++++ EXTRAIT DU TEXTE

Le surcoût lié aux équipements d’épandage n’est pas neutre : 27 550 € pour la tonne rééquipée avec enfouisseurs, et 30 950 € pour la tonne neuve avec pendillards. Mais après subventions, ce surcoût descend à 13 000 € dans le premier cas et 14 120 € dans le second. Du point de vue comptable, le poids des charges d’amortissement calculées dans cette cuma sur cinq ans sera différent entre les deux tonnes :

  • la tonne de 11 350 l achetée 31 800 € en 2011 étant déjà amortie comptablement, seule l’acquisition du système d’enfouisseur et du dpa constitue une charge amortissable, soit 27 750 € ;
  • la tonne de 15 700 l génère une charge totale amortissable (tonne toute équipée avec pendillards et dpa) de 78 200 €.

Conformément à la règlementation, la cuma a pu ‘amortir’ 50% des subventions reçues, en déduction de l’amortissement du matériel.

Prix de revient supérieur

selon les observations du réseau cuma sud-ouest, les tonnes à lisier équipées de pendillards ou enfouisseurs ont un prix de revient plus élevé. Cela s’explique d’abord par un montant d’investissement plus élevé (plus de 16 000 € de différence dans l’échantillon étudié). d’autre part, le coût d’entretien/réparation comptabilisé par voyage est nettement supérieur. « Le poste ‘entretien’ s’accroît avec l’âge et double au-delà de 4 ans. Ceci est lié en partie au changement des pneumatiques et aux systèmes d’épandage » analysent les conseillers cuma en agroéquipement du sud-ouest.

 

Prix de revientet cout tonnes à lisier cuma

Valeur fertilisante 

Enfin, les adhérents de cuma sont unanimes pour considérer que l’investissement dans ces nouveaux équipements est compensé en partie par une meilleure valorisation fertilisante du lisier. En effet, la volatilité de l’azote ammoniacal est fortement réduite par rapport à un épandage avec buse palette. D’autre part, avec le dpa, les adhérents de Mesnardaise ont désormais la garantie d’apporter la juste dose partout.

Épandage : des contraintes au rééquipement

Les conseillers en agroéquipement du réseau cuma de l’ouest attirent l’attention sur les contraintes propres au rééquipement.

++++++++

CONSIGNES DE TRAVAIL:
1. Relevez, dans l'extrait sur les tonnes à lisier, chacun des montants exprimés en euros, dans leur ordre d'apparition.
2. Reproduisez à l'identique le passage de l'extrait sur les tonnes à lisier commençant par « Prix de revientet » et se terminant par « propres au rééquipement. ».
La liste qui suit provient d'une source distincte de celle de l'extrait.

++++ DONNÉES FOURNIES

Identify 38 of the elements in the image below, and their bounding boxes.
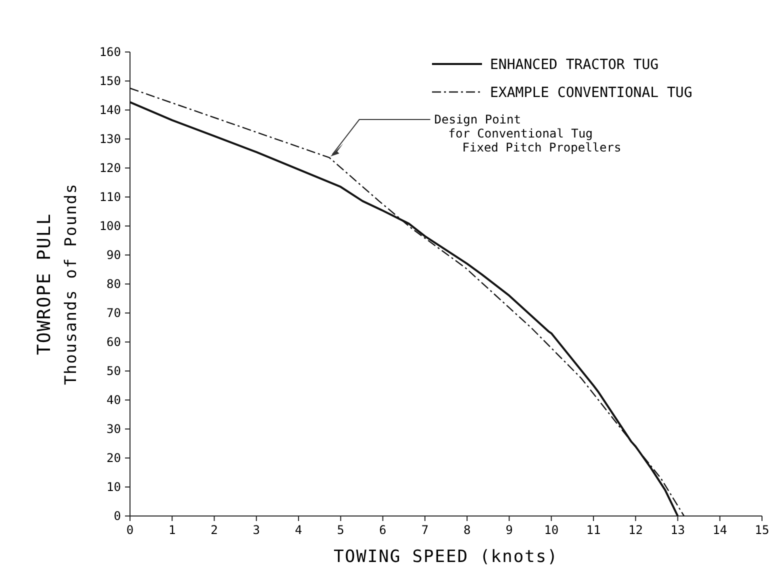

++++++++

RÉPONSES PAR CONSIGNE:
1. 27 550 €, 30 950 €, 13 000 €, 14 120 €, 31 800 €, 27 750 €, 78 200 €, 16 000 €

2.
Prix de revientet cout tonnes à lisier cuma

Valeur fertilisante 

Enfin, les adhérents de cuma sont unanimes pour considérer que l’investissement dans ces nouveaux équipements est compensé en partie par une meilleure valorisation fertilisante du lisier. En effet, la volatilité de l’azote ammoniacal est fortement réduite par rapport à un épandage avec buse palette. D’autre part, avec le dpa, les adhérents de Mesnardaise ont désormais la garantie d’apporter la juste dose partout.

Épandage : des contraintes au rééquipement

Les conseillers en agroéquipement du réseau cuma de l’ouest attirent l’attention sur les contraintes propres au rééquipement.